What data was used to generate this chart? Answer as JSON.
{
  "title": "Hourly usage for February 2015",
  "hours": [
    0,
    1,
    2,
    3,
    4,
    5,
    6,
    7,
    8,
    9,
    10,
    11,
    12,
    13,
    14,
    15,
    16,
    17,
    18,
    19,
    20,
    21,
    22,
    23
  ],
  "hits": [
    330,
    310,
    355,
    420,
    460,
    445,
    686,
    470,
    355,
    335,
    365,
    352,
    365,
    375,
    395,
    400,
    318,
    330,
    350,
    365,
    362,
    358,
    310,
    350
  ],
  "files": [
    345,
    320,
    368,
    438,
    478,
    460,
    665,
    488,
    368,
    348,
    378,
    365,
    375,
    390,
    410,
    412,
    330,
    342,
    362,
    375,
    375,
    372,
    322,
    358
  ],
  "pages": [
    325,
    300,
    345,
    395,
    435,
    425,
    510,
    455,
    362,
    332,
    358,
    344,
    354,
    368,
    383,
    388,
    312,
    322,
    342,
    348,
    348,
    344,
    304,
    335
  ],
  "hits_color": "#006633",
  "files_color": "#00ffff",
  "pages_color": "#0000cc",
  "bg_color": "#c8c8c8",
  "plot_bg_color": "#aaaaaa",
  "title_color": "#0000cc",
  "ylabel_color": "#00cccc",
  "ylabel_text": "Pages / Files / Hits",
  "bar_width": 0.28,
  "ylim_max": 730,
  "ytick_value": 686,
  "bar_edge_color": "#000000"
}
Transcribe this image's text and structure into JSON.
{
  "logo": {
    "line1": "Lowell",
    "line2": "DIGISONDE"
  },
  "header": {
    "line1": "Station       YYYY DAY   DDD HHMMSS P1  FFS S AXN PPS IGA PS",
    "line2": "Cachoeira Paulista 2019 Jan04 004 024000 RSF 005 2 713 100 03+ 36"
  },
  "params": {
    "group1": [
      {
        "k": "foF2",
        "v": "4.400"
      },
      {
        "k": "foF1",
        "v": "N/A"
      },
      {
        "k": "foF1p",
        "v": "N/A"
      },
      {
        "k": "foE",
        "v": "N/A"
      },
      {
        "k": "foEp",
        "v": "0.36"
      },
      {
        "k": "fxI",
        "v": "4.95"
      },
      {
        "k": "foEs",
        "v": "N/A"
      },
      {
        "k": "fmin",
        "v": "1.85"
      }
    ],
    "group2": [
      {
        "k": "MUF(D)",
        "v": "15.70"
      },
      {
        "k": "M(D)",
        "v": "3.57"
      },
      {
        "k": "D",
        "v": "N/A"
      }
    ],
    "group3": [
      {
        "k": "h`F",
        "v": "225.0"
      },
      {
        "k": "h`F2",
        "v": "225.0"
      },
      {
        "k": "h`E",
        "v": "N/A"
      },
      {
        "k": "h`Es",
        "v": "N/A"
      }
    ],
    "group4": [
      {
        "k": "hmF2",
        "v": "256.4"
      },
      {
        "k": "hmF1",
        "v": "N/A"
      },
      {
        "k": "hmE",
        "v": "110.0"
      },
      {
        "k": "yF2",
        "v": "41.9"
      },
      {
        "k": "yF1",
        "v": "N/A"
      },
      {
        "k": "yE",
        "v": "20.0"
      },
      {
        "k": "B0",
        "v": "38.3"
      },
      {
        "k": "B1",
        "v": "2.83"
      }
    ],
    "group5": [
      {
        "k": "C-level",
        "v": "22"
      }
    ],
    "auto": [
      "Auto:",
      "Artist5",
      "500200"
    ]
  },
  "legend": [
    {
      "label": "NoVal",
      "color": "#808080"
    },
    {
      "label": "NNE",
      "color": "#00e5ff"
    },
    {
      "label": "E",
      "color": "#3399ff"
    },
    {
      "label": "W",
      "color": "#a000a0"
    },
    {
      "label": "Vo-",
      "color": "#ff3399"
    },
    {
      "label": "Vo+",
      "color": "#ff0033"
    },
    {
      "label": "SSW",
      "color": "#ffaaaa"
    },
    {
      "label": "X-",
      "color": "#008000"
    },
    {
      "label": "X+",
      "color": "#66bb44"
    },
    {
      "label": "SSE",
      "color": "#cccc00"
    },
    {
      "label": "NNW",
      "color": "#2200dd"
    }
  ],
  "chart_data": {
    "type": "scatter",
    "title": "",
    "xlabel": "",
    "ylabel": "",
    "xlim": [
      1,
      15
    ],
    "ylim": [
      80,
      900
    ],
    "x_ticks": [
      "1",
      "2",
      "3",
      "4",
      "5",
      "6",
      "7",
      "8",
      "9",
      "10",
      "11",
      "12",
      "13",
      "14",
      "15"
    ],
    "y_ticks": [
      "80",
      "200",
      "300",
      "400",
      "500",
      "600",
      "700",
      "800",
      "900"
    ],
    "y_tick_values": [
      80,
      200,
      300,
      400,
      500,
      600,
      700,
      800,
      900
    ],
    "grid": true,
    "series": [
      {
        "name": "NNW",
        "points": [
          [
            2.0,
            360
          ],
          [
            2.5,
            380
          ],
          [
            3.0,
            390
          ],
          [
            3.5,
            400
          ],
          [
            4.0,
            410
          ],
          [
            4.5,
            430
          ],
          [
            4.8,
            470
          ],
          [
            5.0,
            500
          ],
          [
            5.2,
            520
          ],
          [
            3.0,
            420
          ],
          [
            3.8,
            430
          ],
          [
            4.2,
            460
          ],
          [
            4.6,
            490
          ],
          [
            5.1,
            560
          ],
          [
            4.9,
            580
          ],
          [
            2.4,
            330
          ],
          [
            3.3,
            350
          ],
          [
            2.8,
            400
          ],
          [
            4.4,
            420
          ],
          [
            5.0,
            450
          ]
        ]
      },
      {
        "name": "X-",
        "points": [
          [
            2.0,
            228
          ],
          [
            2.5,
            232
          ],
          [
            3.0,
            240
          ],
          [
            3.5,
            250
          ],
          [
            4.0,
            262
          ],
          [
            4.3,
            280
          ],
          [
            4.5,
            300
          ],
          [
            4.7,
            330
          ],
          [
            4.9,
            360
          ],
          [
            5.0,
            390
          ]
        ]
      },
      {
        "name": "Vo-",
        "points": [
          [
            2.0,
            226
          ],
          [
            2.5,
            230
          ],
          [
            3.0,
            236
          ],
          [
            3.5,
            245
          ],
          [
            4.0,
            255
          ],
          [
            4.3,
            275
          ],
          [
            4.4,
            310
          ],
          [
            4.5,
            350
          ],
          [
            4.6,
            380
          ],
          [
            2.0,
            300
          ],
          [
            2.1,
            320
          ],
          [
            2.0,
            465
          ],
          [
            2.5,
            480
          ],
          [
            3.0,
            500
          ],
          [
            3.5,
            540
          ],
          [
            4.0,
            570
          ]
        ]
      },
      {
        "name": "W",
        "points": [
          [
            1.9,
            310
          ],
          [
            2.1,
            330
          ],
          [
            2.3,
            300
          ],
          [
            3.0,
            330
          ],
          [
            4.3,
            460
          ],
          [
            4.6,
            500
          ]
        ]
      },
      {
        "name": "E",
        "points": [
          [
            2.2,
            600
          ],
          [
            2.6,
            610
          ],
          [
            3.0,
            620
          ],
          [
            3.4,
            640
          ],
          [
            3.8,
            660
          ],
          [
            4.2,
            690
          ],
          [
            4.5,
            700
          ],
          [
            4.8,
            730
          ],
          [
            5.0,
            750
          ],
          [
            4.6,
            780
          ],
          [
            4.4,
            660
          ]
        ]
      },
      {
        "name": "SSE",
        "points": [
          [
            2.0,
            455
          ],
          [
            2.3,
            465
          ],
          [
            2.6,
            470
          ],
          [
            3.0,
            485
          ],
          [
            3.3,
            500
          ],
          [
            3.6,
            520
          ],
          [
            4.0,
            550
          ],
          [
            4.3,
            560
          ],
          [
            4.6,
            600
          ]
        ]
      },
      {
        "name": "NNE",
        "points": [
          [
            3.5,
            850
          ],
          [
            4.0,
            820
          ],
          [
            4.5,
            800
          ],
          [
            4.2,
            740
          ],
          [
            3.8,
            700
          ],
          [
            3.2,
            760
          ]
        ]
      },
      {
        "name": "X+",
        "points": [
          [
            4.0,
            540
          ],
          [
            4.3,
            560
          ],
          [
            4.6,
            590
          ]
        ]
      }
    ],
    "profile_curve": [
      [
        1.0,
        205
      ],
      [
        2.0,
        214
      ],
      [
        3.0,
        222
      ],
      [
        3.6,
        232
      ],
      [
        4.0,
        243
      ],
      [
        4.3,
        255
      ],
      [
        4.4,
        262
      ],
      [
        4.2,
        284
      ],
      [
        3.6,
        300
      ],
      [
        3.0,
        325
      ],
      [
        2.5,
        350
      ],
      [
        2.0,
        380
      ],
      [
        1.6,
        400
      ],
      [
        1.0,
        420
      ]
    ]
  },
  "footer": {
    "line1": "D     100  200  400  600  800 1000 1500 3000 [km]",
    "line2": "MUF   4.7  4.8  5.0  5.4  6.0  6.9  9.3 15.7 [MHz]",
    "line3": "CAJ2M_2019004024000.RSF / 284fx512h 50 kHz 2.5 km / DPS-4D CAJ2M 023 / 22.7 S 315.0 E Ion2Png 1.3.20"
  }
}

——————

Find all lines holding the string "this" and copy them.

§ Reply to the exercise
What data was used to generate this chart? Answer as JSON.
Transcribe this image's text and structure into JSON.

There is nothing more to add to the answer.